------ Records for this exercise ------

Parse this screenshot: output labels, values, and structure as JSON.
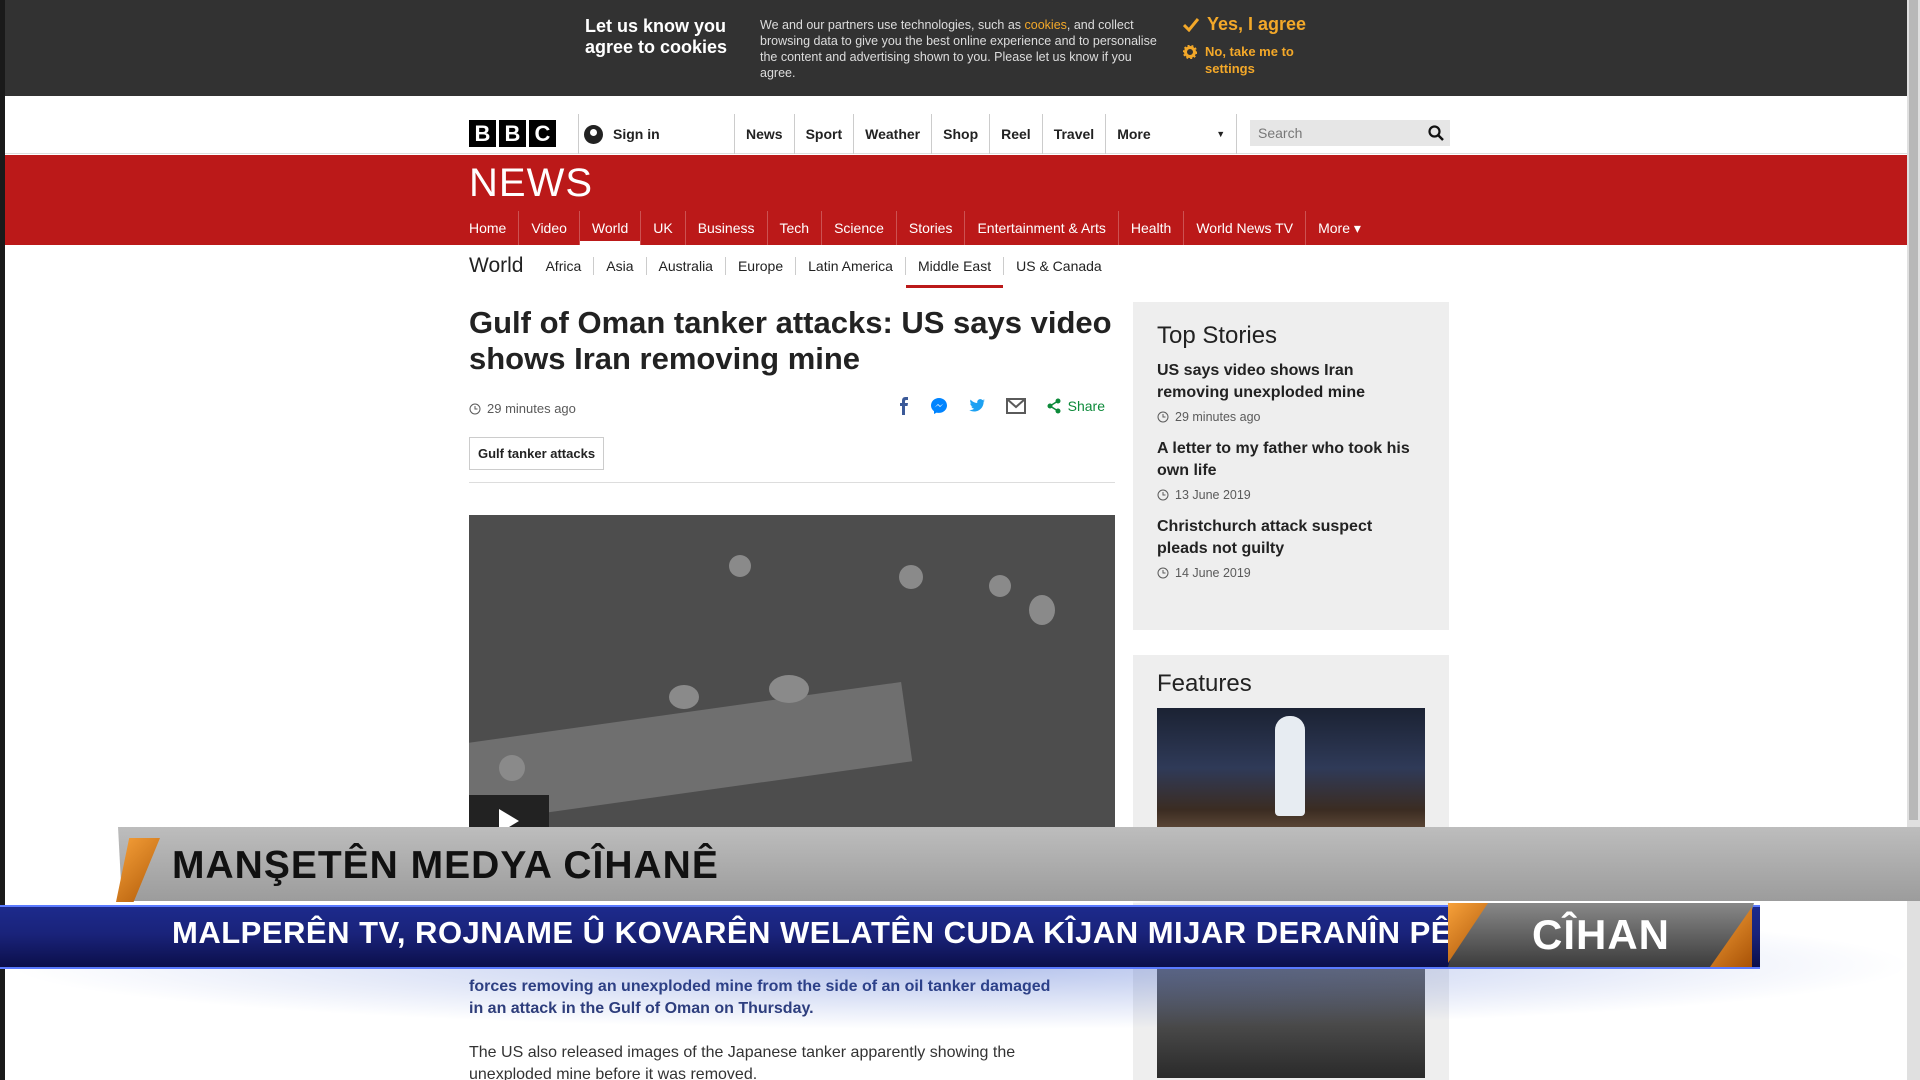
{
  "cookie_banner": {
    "title": "Let us know you agree to cookies",
    "body_before_link": "We and our partners use technologies, such as ",
    "body_link": "cookies",
    "body_after_link": ", and collect browsing data to give you the best online experience and to personalise the content and advertising shown to you. Please let us know if you agree.",
    "agree_label": "Yes, I agree",
    "settings_label": "No, take me to settings",
    "accent_color": "#f3a829"
  },
  "global_nav": {
    "logo_letters": [
      "B",
      "B",
      "C"
    ],
    "signin_label": "Sign in",
    "items": [
      "News",
      "Sport",
      "Weather",
      "Shop",
      "Reel",
      "Travel"
    ],
    "more_label": "More",
    "search_placeholder": "Search"
  },
  "masthead": {
    "logo_text": "NEWS",
    "brand_color": "#bb1919",
    "nav": [
      {
        "label": "Home",
        "active": false
      },
      {
        "label": "Video",
        "active": false
      },
      {
        "label": "World",
        "active": true
      },
      {
        "label": "UK",
        "active": false
      },
      {
        "label": "Business",
        "active": false
      },
      {
        "label": "Tech",
        "active": false
      },
      {
        "label": "Science",
        "active": false
      },
      {
        "label": "Stories",
        "active": false
      },
      {
        "label": "Entertainment & Arts",
        "active": false
      },
      {
        "label": "Health",
        "active": false
      },
      {
        "label": "World News TV",
        "active": false
      },
      {
        "label": "More ▾",
        "active": false
      }
    ]
  },
  "subnav": {
    "section": "World",
    "items": [
      {
        "label": "Africa",
        "active": false
      },
      {
        "label": "Asia",
        "active": false
      },
      {
        "label": "Australia",
        "active": false
      },
      {
        "label": "Europe",
        "active": false
      },
      {
        "label": "Latin America",
        "active": false
      },
      {
        "label": "Middle East",
        "active": true
      },
      {
        "label": "US & Canada",
        "active": false
      }
    ]
  },
  "article": {
    "headline": "Gulf of Oman tanker attacks: US says video shows Iran removing mine",
    "timestamp": "29 minutes ago",
    "share_label": "Share",
    "tag": "Gulf tanker attacks",
    "lead": "forces removing an unexploded mine from the side of an oil tanker damaged in an attack in the Gulf of Oman on Thursday.",
    "paragraph": "The US also released images of the Japanese tanker apparently showing the unexploded mine before it was removed."
  },
  "sidebar": {
    "top_stories_title": "Top Stories",
    "stories": [
      {
        "title": "US says video shows Iran removing unexploded mine",
        "time": "29 minutes ago"
      },
      {
        "title": "A letter to my father who took his own life",
        "time": "13 June 2019"
      },
      {
        "title": "Christchurch attack suspect pleads not guilty",
        "time": "14 June 2019"
      }
    ],
    "features_title": "Features"
  },
  "tv_overlay": {
    "title": "MANŞETÊN MEDYA CÎHANÊ",
    "subtitle": "MALPERÊN TV, ROJNAME Û KOVARÊN WELATÊN CUDA KÎJAN MIJAR DERANÎN PÊŞ?",
    "badge": "CÎHAN",
    "accent_color": "#f7a13a",
    "bar_color": "#1a237a"
  }
}
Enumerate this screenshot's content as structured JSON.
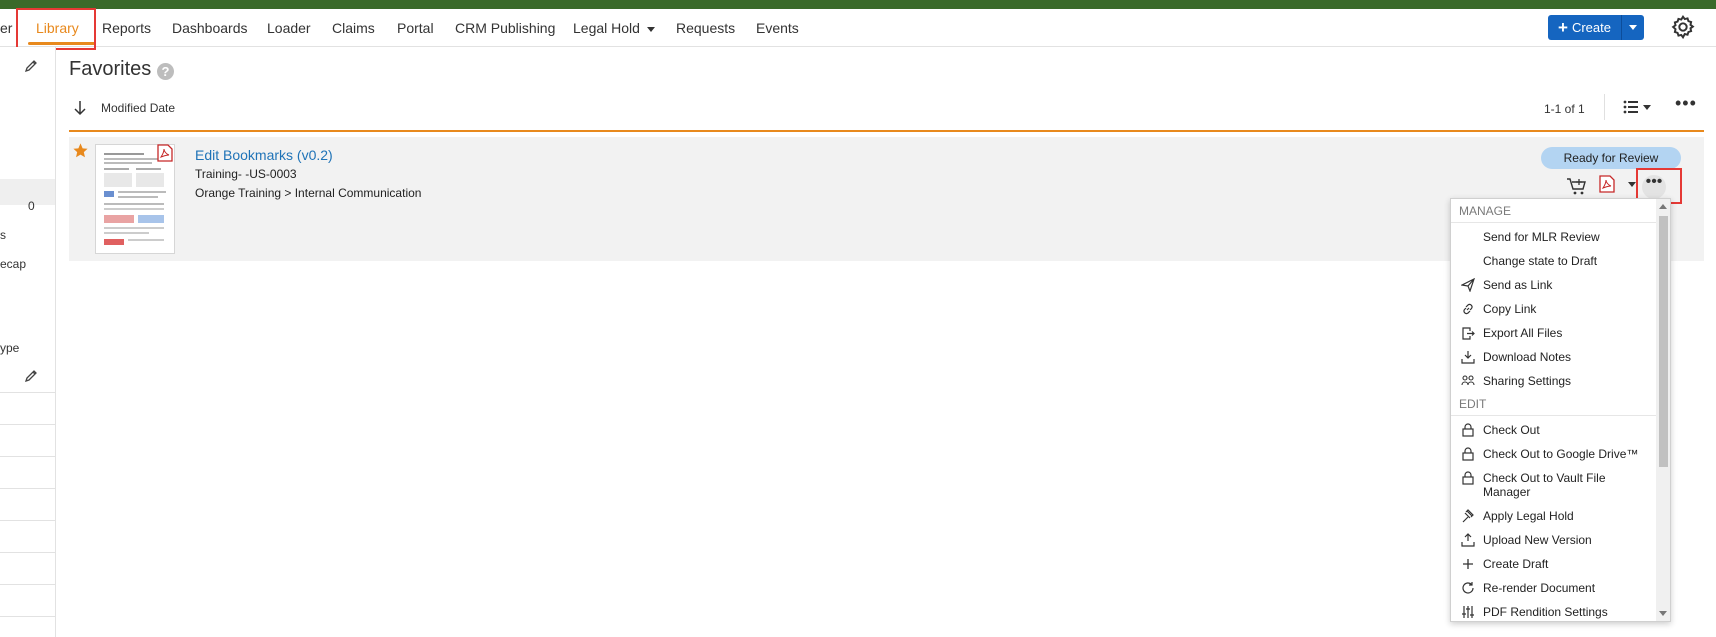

------

● Exercise requirements
Copy every line above word for word and exclude the pictures.

● Result
Parse this screenshot: output labels, values, and structure as JSON.
{
  "cookie_banner": {
    "title": "Let us know you agree to cookies",
    "body_before_link": "We and our partners use technologies, such as ",
    "body_link": "cookies",
    "body_after_link": ", and collect browsing data to give you the best online experience and to personalise the content and advertising shown to you. Please let us know if you agree.",
    "agree_label": "Yes, I agree",
    "settings_label": "No, take me to settings",
    "accent_color": "#f3a829"
  },
  "global_nav": {
    "logo_letters": [
      "B",
      "B",
      "C"
    ],
    "signin_label": "Sign in",
    "items": [
      "News",
      "Sport",
      "Weather",
      "Shop",
      "Reel",
      "Travel"
    ],
    "more_label": "More",
    "search_placeholder": "Search"
  },
  "masthead": {
    "logo_text": "NEWS",
    "brand_color": "#bb1919",
    "nav": [
      {
        "label": "Home",
        "active": false
      },
      {
        "label": "Video",
        "active": false
      },
      {
        "label": "World",
        "active": true
      },
      {
        "label": "UK",
        "active": false
      },
      {
        "label": "Business",
        "active": false
      },
      {
        "label": "Tech",
        "active": false
      },
      {
        "label": "Science",
        "active": false
      },
      {
        "label": "Stories",
        "active": false
      },
      {
        "label": "Entertainment & Arts",
        "active": false
      },
      {
        "label": "Health",
        "active": false
      },
      {
        "label": "World News TV",
        "active": false
      },
      {
        "label": "More ▾",
        "active": false
      }
    ]
  },
  "subnav": {
    "section": "World",
    "items": [
      {
        "label": "Africa",
        "active": false
      },
      {
        "label": "Asia",
        "active": false
      },
      {
        "label": "Australia",
        "active": false
      },
      {
        "label": "Europe",
        "active": false
      },
      {
        "label": "Latin America",
        "active": false
      },
      {
        "label": "Middle East",
        "active": true
      },
      {
        "label": "US & Canada",
        "active": false
      }
    ]
  },
  "article": {
    "headline": "Gulf of Oman tanker attacks: US says video shows Iran removing mine",
    "timestamp": "29 minutes ago",
    "share_label": "Share",
    "tag": "Gulf tanker attacks",
    "lead": "forces removing an unexploded mine from the side of an oil tanker damaged in an attack in the Gulf of Oman on Thursday.",
    "paragraph": "The US also released images of the Japanese tanker apparently showing the unexploded mine before it was removed."
  },
  "sidebar": {
    "top_stories_title": "Top Stories",
    "stories": [
      {
        "title": "US says video shows Iran removing unexploded mine",
        "time": "29 minutes ago"
      },
      {
        "title": "A letter to my father who took his own life",
        "time": "13 June 2019"
      },
      {
        "title": "Christchurch attack suspect pleads not guilty",
        "time": "14 June 2019"
      }
    ],
    "features_title": "Features"
  },
  "tv_overlay": {
    "title": "MANŞETÊN MEDYA CÎHANÊ",
    "subtitle": "MALPERÊN TV, ROJNAME Û KOVARÊN WELATÊN CUDA KÎJAN MIJAR DERANÎN PÊŞ?",
    "badge": "CÎHAN",
    "accent_color": "#f7a13a",
    "bar_color": "#1a237a"
  }
}
Enumerate this screenshot's content as structured JSON.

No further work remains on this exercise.